DIRECTIONS:
Reproduce every entry that follows word for word, but omit the images.

───── MATERIAL SUPPLIED

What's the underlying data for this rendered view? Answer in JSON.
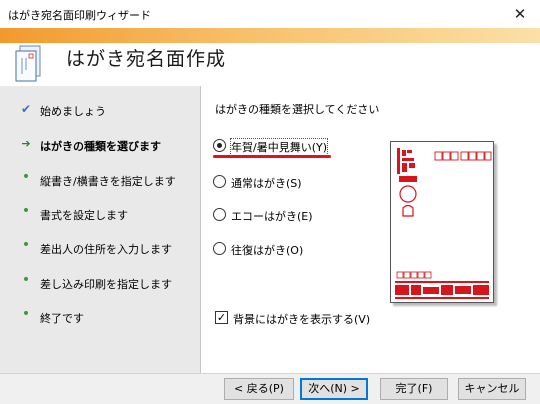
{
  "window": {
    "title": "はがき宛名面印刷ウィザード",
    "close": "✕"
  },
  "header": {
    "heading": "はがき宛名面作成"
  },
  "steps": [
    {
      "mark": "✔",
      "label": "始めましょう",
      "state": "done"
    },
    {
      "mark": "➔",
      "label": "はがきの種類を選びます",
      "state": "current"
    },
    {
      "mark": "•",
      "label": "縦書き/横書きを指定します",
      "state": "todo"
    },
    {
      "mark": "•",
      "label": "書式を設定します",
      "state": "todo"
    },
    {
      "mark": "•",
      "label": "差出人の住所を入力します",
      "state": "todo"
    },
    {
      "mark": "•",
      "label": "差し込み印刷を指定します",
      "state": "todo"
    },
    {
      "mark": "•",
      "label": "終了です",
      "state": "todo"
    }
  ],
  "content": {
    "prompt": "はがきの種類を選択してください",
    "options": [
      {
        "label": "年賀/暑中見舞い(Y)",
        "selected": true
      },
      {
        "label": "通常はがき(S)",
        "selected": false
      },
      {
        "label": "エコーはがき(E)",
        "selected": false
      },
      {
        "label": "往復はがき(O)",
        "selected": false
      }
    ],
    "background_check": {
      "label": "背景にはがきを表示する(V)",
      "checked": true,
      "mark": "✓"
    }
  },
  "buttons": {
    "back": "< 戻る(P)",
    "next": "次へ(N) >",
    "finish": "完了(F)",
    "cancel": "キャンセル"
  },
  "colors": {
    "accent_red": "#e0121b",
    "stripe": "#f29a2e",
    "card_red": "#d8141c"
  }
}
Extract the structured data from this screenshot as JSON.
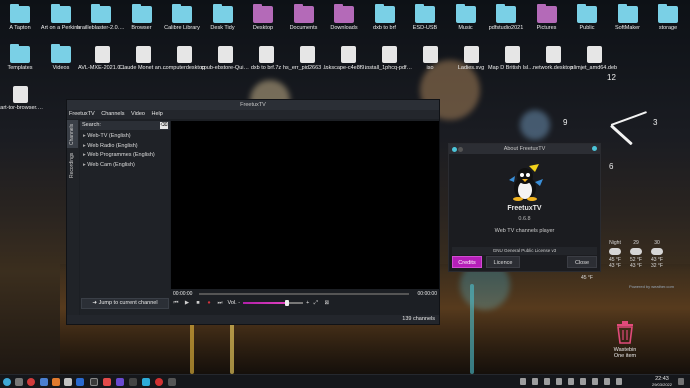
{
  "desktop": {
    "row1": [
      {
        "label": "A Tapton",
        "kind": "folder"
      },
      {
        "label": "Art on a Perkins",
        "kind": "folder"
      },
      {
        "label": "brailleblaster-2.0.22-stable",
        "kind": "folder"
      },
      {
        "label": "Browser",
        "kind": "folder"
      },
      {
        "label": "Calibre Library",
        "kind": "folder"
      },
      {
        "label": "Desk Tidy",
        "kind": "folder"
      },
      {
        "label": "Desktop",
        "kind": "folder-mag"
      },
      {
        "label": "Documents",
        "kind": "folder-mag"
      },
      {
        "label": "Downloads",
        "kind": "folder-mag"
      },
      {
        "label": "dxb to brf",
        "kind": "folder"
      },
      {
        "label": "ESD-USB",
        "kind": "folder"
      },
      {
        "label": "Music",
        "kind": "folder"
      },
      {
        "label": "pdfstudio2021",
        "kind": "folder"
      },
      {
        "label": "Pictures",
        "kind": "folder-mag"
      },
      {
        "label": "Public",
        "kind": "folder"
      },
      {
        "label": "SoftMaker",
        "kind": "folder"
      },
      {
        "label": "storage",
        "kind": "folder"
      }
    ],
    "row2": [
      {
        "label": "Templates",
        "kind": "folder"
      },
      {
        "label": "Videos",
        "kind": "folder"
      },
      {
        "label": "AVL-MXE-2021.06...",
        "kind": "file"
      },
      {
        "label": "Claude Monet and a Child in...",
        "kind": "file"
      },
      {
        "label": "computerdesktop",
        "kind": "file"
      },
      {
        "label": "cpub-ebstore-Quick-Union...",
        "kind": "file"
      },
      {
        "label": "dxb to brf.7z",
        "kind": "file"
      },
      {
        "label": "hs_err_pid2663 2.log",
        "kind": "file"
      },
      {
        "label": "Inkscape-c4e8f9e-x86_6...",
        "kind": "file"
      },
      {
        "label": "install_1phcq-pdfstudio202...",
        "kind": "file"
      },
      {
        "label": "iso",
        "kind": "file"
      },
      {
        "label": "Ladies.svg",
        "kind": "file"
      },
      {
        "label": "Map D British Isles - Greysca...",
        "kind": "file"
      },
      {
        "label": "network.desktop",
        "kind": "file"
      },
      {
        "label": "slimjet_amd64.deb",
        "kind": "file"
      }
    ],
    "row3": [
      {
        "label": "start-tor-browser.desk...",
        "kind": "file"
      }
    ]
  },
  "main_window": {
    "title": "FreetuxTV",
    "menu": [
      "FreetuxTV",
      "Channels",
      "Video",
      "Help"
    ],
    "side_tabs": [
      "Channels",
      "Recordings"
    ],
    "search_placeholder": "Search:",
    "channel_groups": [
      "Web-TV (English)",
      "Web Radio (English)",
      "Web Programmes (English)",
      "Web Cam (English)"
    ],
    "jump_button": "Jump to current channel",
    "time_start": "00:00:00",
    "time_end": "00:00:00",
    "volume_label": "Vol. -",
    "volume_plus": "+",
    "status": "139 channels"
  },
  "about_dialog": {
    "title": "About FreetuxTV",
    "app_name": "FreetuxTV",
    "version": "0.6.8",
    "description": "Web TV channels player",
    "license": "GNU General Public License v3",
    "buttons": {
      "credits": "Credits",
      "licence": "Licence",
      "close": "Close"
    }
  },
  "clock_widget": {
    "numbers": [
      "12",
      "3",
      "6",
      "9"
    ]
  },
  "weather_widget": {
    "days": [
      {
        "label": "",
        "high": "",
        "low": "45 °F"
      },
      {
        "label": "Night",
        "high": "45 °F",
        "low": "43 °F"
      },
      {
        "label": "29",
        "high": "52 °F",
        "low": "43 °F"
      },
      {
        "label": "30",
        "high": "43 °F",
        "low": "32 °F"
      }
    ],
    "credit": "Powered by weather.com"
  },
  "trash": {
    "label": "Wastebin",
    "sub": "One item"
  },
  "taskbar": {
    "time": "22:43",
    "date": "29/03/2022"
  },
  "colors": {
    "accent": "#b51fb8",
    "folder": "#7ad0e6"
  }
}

──────────

COMPLETED TASK:
What's the underlying data for this rendered view? Answer in JSON.
{
  "window": {
    "title": "はがき宛名面印刷ウィザード",
    "close": "✕"
  },
  "header": {
    "heading": "はがき宛名面作成"
  },
  "steps": [
    {
      "mark": "✔",
      "label": "始めましょう",
      "state": "done"
    },
    {
      "mark": "➔",
      "label": "はがきの種類を選びます",
      "state": "current"
    },
    {
      "mark": "•",
      "label": "縦書き/横書きを指定します",
      "state": "todo"
    },
    {
      "mark": "•",
      "label": "書式を設定します",
      "state": "todo"
    },
    {
      "mark": "•",
      "label": "差出人の住所を入力します",
      "state": "todo"
    },
    {
      "mark": "•",
      "label": "差し込み印刷を指定します",
      "state": "todo"
    },
    {
      "mark": "•",
      "label": "終了です",
      "state": "todo"
    }
  ],
  "content": {
    "prompt": "はがきの種類を選択してください",
    "options": [
      {
        "label": "年賀/暑中見舞い(Y)",
        "selected": true
      },
      {
        "label": "通常はがき(S)",
        "selected": false
      },
      {
        "label": "エコーはがき(E)",
        "selected": false
      },
      {
        "label": "往復はがき(O)",
        "selected": false
      }
    ],
    "background_check": {
      "label": "背景にはがきを表示する(V)",
      "checked": true,
      "mark": "✓"
    }
  },
  "buttons": {
    "back": "< 戻る(P)",
    "next": "次へ(N) >",
    "finish": "完了(F)",
    "cancel": "キャンセル"
  },
  "colors": {
    "accent_red": "#e0121b",
    "stripe": "#f29a2e",
    "card_red": "#d8141c"
  }
}
Extract the structured data from this screenshot as JSON.
{
  "desktop": {
    "row1": [
      {
        "label": "A Tapton",
        "kind": "folder"
      },
      {
        "label": "Art on a Perkins",
        "kind": "folder"
      },
      {
        "label": "brailleblaster-2.0.22-stable",
        "kind": "folder"
      },
      {
        "label": "Browser",
        "kind": "folder"
      },
      {
        "label": "Calibre Library",
        "kind": "folder"
      },
      {
        "label": "Desk Tidy",
        "kind": "folder"
      },
      {
        "label": "Desktop",
        "kind": "folder-mag"
      },
      {
        "label": "Documents",
        "kind": "folder-mag"
      },
      {
        "label": "Downloads",
        "kind": "folder-mag"
      },
      {
        "label": "dxb to brf",
        "kind": "folder"
      },
      {
        "label": "ESD-USB",
        "kind": "folder"
      },
      {
        "label": "Music",
        "kind": "folder"
      },
      {
        "label": "pdfstudio2021",
        "kind": "folder"
      },
      {
        "label": "Pictures",
        "kind": "folder-mag"
      },
      {
        "label": "Public",
        "kind": "folder"
      },
      {
        "label": "SoftMaker",
        "kind": "folder"
      },
      {
        "label": "storage",
        "kind": "folder"
      }
    ],
    "row2": [
      {
        "label": "Templates",
        "kind": "folder"
      },
      {
        "label": "Videos",
        "kind": "folder"
      },
      {
        "label": "AVL-MXE-2021.06...",
        "kind": "file"
      },
      {
        "label": "Claude Monet and a Child in...",
        "kind": "file"
      },
      {
        "label": "computerdesktop",
        "kind": "file"
      },
      {
        "label": "cpub-ebstore-Quick-Union...",
        "kind": "file"
      },
      {
        "label": "dxb to brf.7z",
        "kind": "file"
      },
      {
        "label": "hs_err_pid2663 2.log",
        "kind": "file"
      },
      {
        "label": "Inkscape-c4e8f9e-x86_6...",
        "kind": "file"
      },
      {
        "label": "install_1phcq-pdfstudio202...",
        "kind": "file"
      },
      {
        "label": "iso",
        "kind": "file"
      },
      {
        "label": "Ladies.svg",
        "kind": "file"
      },
      {
        "label": "Map D British Isles - Greysca...",
        "kind": "file"
      },
      {
        "label": "network.desktop",
        "kind": "file"
      },
      {
        "label": "slimjet_amd64.deb",
        "kind": "file"
      }
    ],
    "row3": [
      {
        "label": "start-tor-browser.desk...",
        "kind": "file"
      }
    ]
  },
  "main_window": {
    "title": "FreetuxTV",
    "menu": [
      "FreetuxTV",
      "Channels",
      "Video",
      "Help"
    ],
    "side_tabs": [
      "Channels",
      "Recordings"
    ],
    "search_placeholder": "Search:",
    "channel_groups": [
      "Web-TV (English)",
      "Web Radio (English)",
      "Web Programmes (English)",
      "Web Cam (English)"
    ],
    "jump_button": "Jump to current channel",
    "time_start": "00:00:00",
    "time_end": "00:00:00",
    "volume_label": "Vol. -",
    "volume_plus": "+",
    "status": "139 channels"
  },
  "about_dialog": {
    "title": "About FreetuxTV",
    "app_name": "FreetuxTV",
    "version": "0.6.8",
    "description": "Web TV channels player",
    "license": "GNU General Public License v3",
    "buttons": {
      "credits": "Credits",
      "licence": "Licence",
      "close": "Close"
    }
  },
  "clock_widget": {
    "numbers": [
      "12",
      "3",
      "6",
      "9"
    ]
  },
  "weather_widget": {
    "days": [
      {
        "label": "",
        "high": "",
        "low": "45 °F"
      },
      {
        "label": "Night",
        "high": "45 °F",
        "low": "43 °F"
      },
      {
        "label": "29",
        "high": "52 °F",
        "low": "43 °F"
      },
      {
        "label": "30",
        "high": "43 °F",
        "low": "32 °F"
      }
    ],
    "credit": "Powered by weather.com"
  },
  "trash": {
    "label": "Wastebin",
    "sub": "One item"
  },
  "taskbar": {
    "time": "22:43",
    "date": "29/03/2022"
  },
  "colors": {
    "accent": "#b51fb8",
    "folder": "#7ad0e6"
  }
}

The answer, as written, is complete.